§ Extracted material
───

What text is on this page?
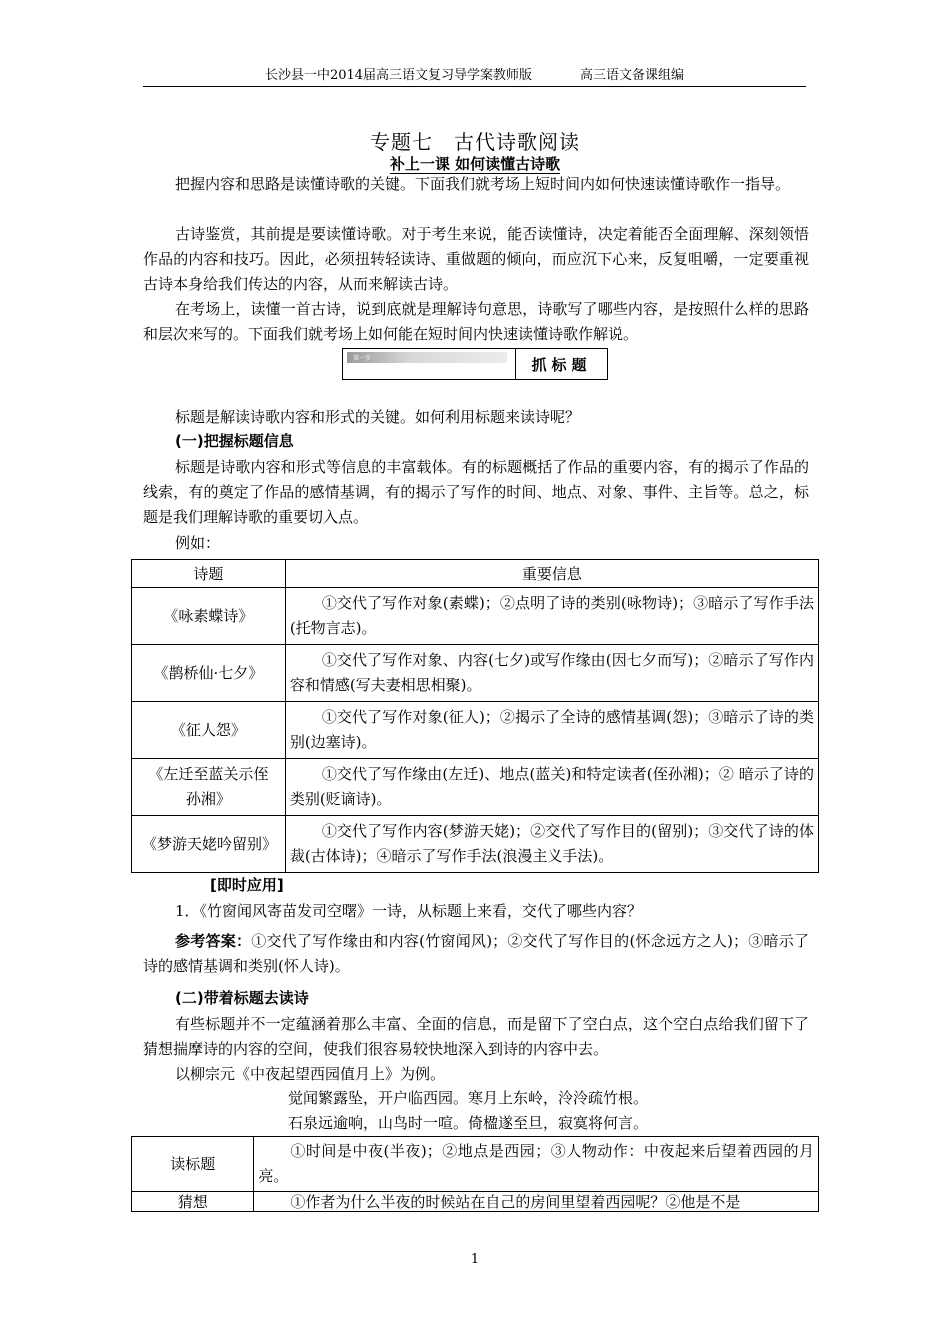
长沙县一中2014届高三语文复习导学案教师版	高三语文备课组编
专题七　古代诗歌阅读
补上一课 如何读懂古诗歌

把握内容和思路是读懂诗歌的关键。下面我们就考场上短时间内如何快速读懂诗歌作一指导。

古诗鉴赏，其前提是要读懂诗歌。对于考生来说，能否读懂诗，决定着能否全面理解、深刻领悟作品的内容和技巧。因此，必须扭转轻读诗、重做题的倾向，而应沉下心来，反复咀嚼，一定要重视古诗本身给我们传达的内容，从而来解读古诗。

在考场上，读懂一首古诗，说到底就是理解诗句意思，诗歌写了哪些内容，是按照什么样的思路和层次来写的。下面我们就考场上如何能在短时间内快速读懂诗歌作解说。

第一步	抓标题

标题是解读诗歌内容和形式的关键。如何利用标题来读诗呢？

(一)把握标题信息

标题是诗歌内容和形式等信息的丰富载体。有的标题概括了作品的重要内容，有的揭示了作品的线索，有的奠定了作品的感情基调，有的揭示了写作的时间、地点、对象、事件、主旨等。总之，标题是我们理解诗歌的重要切入点。

例如：

诗题	重要信息
《咏素蝶诗》	①交代了写作对象(素蝶)；②点明了诗的类别(咏物诗)；③暗示了写作手法(托物言志)。
《鹊桥仙·七夕》	①交代了写作对象、内容(七夕)或写作缘由(因七夕而写)；②暗示了写作内容和情感(写夫妻相思相聚)。
《征人怨》	①交代了写作对象(征人)；②揭示了全诗的感情基调(怨)；③暗示了诗的类别(边塞诗)。
《左迁至蓝关示侄孙湘》	①交代了写作缘由(左迁)、地点(蓝关)和特定读者(侄孙湘)；② 暗示了诗的类别(贬谪诗)。
《梦游天姥吟留别》	①交代了写作内容(梦游天姥)；②交代了写作目的(留别)；③交代了诗的体裁(古体诗)；④暗示了写作手法(浪漫主义手法)。
[即时应用]

1．《竹窗闻风寄苗发司空曙》一诗，从标题上来看，交代了哪些内容？

参考答案：①交代了写作缘由和内容(竹窗闻风)；②交代了写作目的(怀念远方之人)；③暗示了诗的感情基调和类别(怀人诗)。

(二)带着标题去读诗

有些标题并不一定蕴涵着那么丰富、全面的信息，而是留下了空白点，这个空白点给我们留下了猜想揣摩诗的内容的空间，使我们很容易较快地深入到诗的内容中去。

以柳宗元《中夜起望西园值月上》为例。

觉闻繁露坠，开户临西园。寒月上东岭，泠泠疏竹根。
石泉远逾响，山鸟时一喧。倚楹遂至旦，寂寞将何言。
读标题	①时间是中夜(半夜)；②地点是西园；③人物动作：中夜起来后望着西园的月亮。
猜想	①作者为什么半夜的时候站在自己的房间里望着西园呢？②他是不是
1
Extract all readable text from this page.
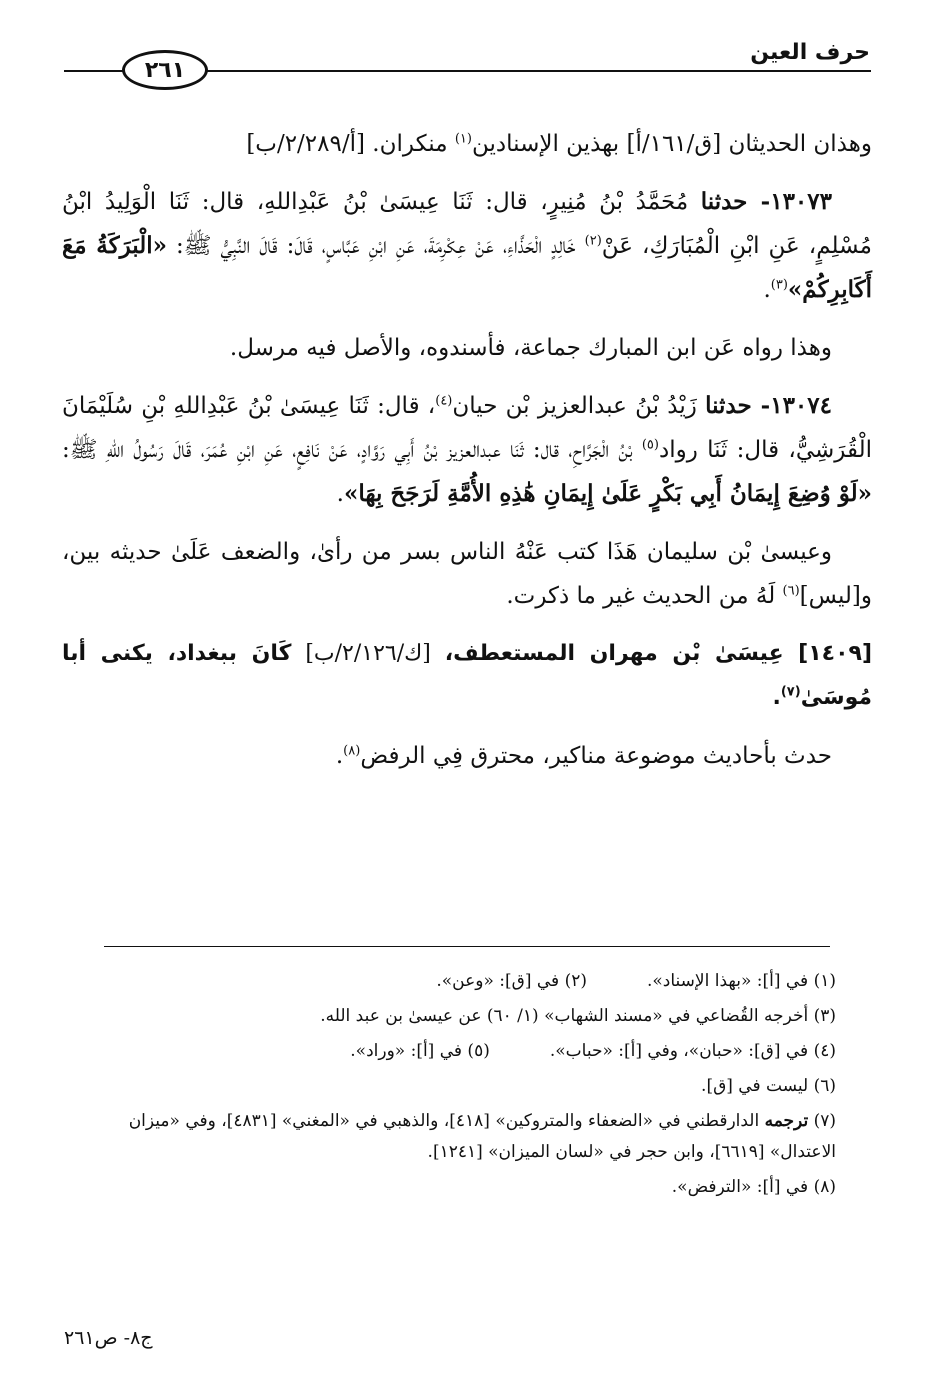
حرف العين
٢٦١

وهذان الحديثان [ق/١٦١/أ] بهذين الإسنادين$^{(١)}$ منكران. [أ/٢/٢٨٩/ب]

١٣٠٧٣- حدثنا مُحَمَّدُ بْنُ مُنِيرٍ، قال: ثَنَا عِيسَىٰ بْنُ عَبْدِاللهِ، قال: ثَنَا الْوَلِيدُ ابْنُ مُسْلِمٍ، عَنِ ابْنِ الْمُبَارَكِ، عَنْ$^{(٢)}$ خَالِدٍ الْحَذَّاءِ، عَنْ عِكْرِمَةَ، عَنِ ابْنِ عَبَّاسٍ، قَالَ: قَالَ النَّبِيُّ ﷺ: «الْبَرَكَةُ مَعَ أَكَابِرِكُمْ»$^{(٣)}$.

وهذا رواه عَن ابن المبارك جماعة، فأسندوه، والأصل فيه مرسل.

١٣٠٧٤- حدثنا زَيْدُ بْنُ عبدالعزيز بْن حيان$^{(٤)}$، قال: ثَنَا عِيسَىٰ بْنُ عَبْدِاللهِ بْنِ سُلَيْمَانَ الْقُرَشِيُّ، قال: ثَنَا رواد$^{(٥)}$ بْنُ الْجَرَّاحِ، قال: ثَنَا عبدالعزيز بْنُ أَبِي رَوَّادٍ، عَنْ نَافِعٍ، عَنِ ابْنِ عُمَرَ، قَالَ رَسُولُ اللهِ ﷺ: «لَوْ وُضِعَ إِيمَانُ أَبِي بَكْرٍ عَلَىٰ إِيمَانِ هَٰذِهِ الأُمَّةِ لَرَجَحَ بِهَا».

وعيسىٰ بْن سليمان هَذَا كتب عَنْهُ الناس بسر من رأىٰ، والضعف عَلَىٰ حديثه بين، و[ليس]$^{(٦)}$ لَهُ من الحديث غير ما ذكرت.

[١٤٠٩] عِيسَىٰ بْن مهران المستعطف، [ك/٢/١٢٦/ب] كَانَ ببغداد، يكنى أبا مُوسَىٰ$^{(٧)}$.

حدث بأحاديث موضوعة مناكير، محترق فِي الرفض$^{(٨)}$.

(١) في [أ]: «بهذا الإسناد».
(٢) في [ق]: «وعن».

(٣) أخرجه القُضاعي في «مسند الشهاب» (١/ ٦٠) عن عيسىٰ بن عبد الله.

(٤) في [ق]: «حبان»، وفي [أ]: «حباب».
(٥) في [أ]: «وراد».

(٦) ليست في [ق].

(٧) ترجمه الدارقطني في «الضعفاء والمتروكين» [٤١٨]، والذهبي في «المغني» [٤٨٣١]، وفي «ميزان الاعتدال» [٦٦١٩]، وابن حجر في «لسان الميزان» [١٢٤١].

(٨) في [أ]: «الترفض».

ج٨- ص٢٦١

───

§ What is asked
Go through the listing above and quote it exactly, apart from its images.

§ The result
What text is on this page?
长沙县一中2014届高三语文复习导学案教师版	高三语文备课组编
专题七　古代诗歌阅读
补上一课 如何读懂古诗歌

把握内容和思路是读懂诗歌的关键。下面我们就考场上短时间内如何快速读懂诗歌作一指导。

古诗鉴赏，其前提是要读懂诗歌。对于考生来说，能否读懂诗，决定着能否全面理解、深刻领悟作品的内容和技巧。因此，必须扭转轻读诗、重做题的倾向，而应沉下心来，反复咀嚼，一定要重视古诗本身给我们传达的内容，从而来解读古诗。

在考场上，读懂一首古诗，说到底就是理解诗句意思，诗歌写了哪些内容，是按照什么样的思路和层次来写的。下面我们就考场上如何能在短时间内快速读懂诗歌作解说。

第一步	抓标题

标题是解读诗歌内容和形式的关键。如何利用标题来读诗呢？

(一)把握标题信息

标题是诗歌内容和形式等信息的丰富载体。有的标题概括了作品的重要内容，有的揭示了作品的线索，有的奠定了作品的感情基调，有的揭示了写作的时间、地点、对象、事件、主旨等。总之，标题是我们理解诗歌的重要切入点。

例如：

诗题	重要信息
《咏素蝶诗》	①交代了写作对象(素蝶)；②点明了诗的类别(咏物诗)；③暗示了写作手法(托物言志)。
《鹊桥仙·七夕》	①交代了写作对象、内容(七夕)或写作缘由(因七夕而写)；②暗示了写作内容和情感(写夫妻相思相聚)。
《征人怨》	①交代了写作对象(征人)；②揭示了全诗的感情基调(怨)；③暗示了诗的类别(边塞诗)。
《左迁至蓝关示侄孙湘》	①交代了写作缘由(左迁)、地点(蓝关)和特定读者(侄孙湘)；② 暗示了诗的类别(贬谪诗)。
《梦游天姥吟留别》	①交代了写作内容(梦游天姥)；②交代了写作目的(留别)；③交代了诗的体裁(古体诗)；④暗示了写作手法(浪漫主义手法)。
[即时应用]

1．《竹窗闻风寄苗发司空曙》一诗，从标题上来看，交代了哪些内容？

参考答案：①交代了写作缘由和内容(竹窗闻风)；②交代了写作目的(怀念远方之人)；③暗示了诗的感情基调和类别(怀人诗)。

(二)带着标题去读诗

有些标题并不一定蕴涵着那么丰富、全面的信息，而是留下了空白点，这个空白点给我们留下了猜想揣摩诗的内容的空间，使我们很容易较快地深入到诗的内容中去。

以柳宗元《中夜起望西园值月上》为例。

觉闻繁露坠，开户临西园。寒月上东岭，泠泠疏竹根。
石泉远逾响，山鸟时一喧。倚楹遂至旦，寂寞将何言。
读标题	①时间是中夜(半夜)；②地点是西园；③人物动作：中夜起来后望着西园的月亮。
猜想	①作者为什么半夜的时候站在自己的房间里望着西园呢？②他是不是
1
Extract all readable text from this page.
حرف العين
٢٦١

وهذان الحديثان [ق/١٦١/أ] بهذين الإسنادين$^{(١)}$ منكران. [أ/٢/٢٨٩/ب]

١٣٠٧٣- حدثنا مُحَمَّدُ بْنُ مُنِيرٍ، قال: ثَنَا عِيسَىٰ بْنُ عَبْدِاللهِ، قال: ثَنَا الْوَلِيدُ ابْنُ مُسْلِمٍ، عَنِ ابْنِ الْمُبَارَكِ، عَنْ$^{(٢)}$ خَالِدٍ الْحَذَّاءِ، عَنْ عِكْرِمَةَ، عَنِ ابْنِ عَبَّاسٍ، قَالَ: قَالَ النَّبِيُّ ﷺ: «الْبَرَكَةُ مَعَ أَكَابِرِكُمْ»$^{(٣)}$.

وهذا رواه عَن ابن المبارك جماعة، فأسندوه، والأصل فيه مرسل.

١٣٠٧٤- حدثنا زَيْدُ بْنُ عبدالعزيز بْن حيان$^{(٤)}$، قال: ثَنَا عِيسَىٰ بْنُ عَبْدِاللهِ بْنِ سُلَيْمَانَ الْقُرَشِيُّ، قال: ثَنَا رواد$^{(٥)}$ بْنُ الْجَرَّاحِ، قال: ثَنَا عبدالعزيز بْنُ أَبِي رَوَّادٍ، عَنْ نَافِعٍ، عَنِ ابْنِ عُمَرَ، قَالَ رَسُولُ اللهِ ﷺ: «لَوْ وُضِعَ إِيمَانُ أَبِي بَكْرٍ عَلَىٰ إِيمَانِ هَٰذِهِ الأُمَّةِ لَرَجَحَ بِهَا».

وعيسىٰ بْن سليمان هَذَا كتب عَنْهُ الناس بسر من رأىٰ، والضعف عَلَىٰ حديثه بين، و[ليس]$^{(٦)}$ لَهُ من الحديث غير ما ذكرت.

[١٤٠٩] عِيسَىٰ بْن مهران المستعطف، [ك/٢/١٢٦/ب] كَانَ ببغداد، يكنى أبا مُوسَىٰ$^{(٧)}$.

حدث بأحاديث موضوعة مناكير، محترق فِي الرفض$^{(٨)}$.

(١) في [أ]: «بهذا الإسناد».
(٢) في [ق]: «وعن».

(٣) أخرجه القُضاعي في «مسند الشهاب» (١/ ٦٠) عن عيسىٰ بن عبد الله.

(٤) في [ق]: «حبان»، وفي [أ]: «حباب».
(٥) في [أ]: «وراد».

(٦) ليست في [ق].

(٧) ترجمه الدارقطني في «الضعفاء والمتروكين» [٤١٨]، والذهبي في «المغني» [٤٨٣١]، وفي «ميزان الاعتدال» [٦٦١٩]، وابن حجر في «لسان الميزان» [١٢٤١].

(٨) في [أ]: «الترفض».

ج٨- ص٢٦١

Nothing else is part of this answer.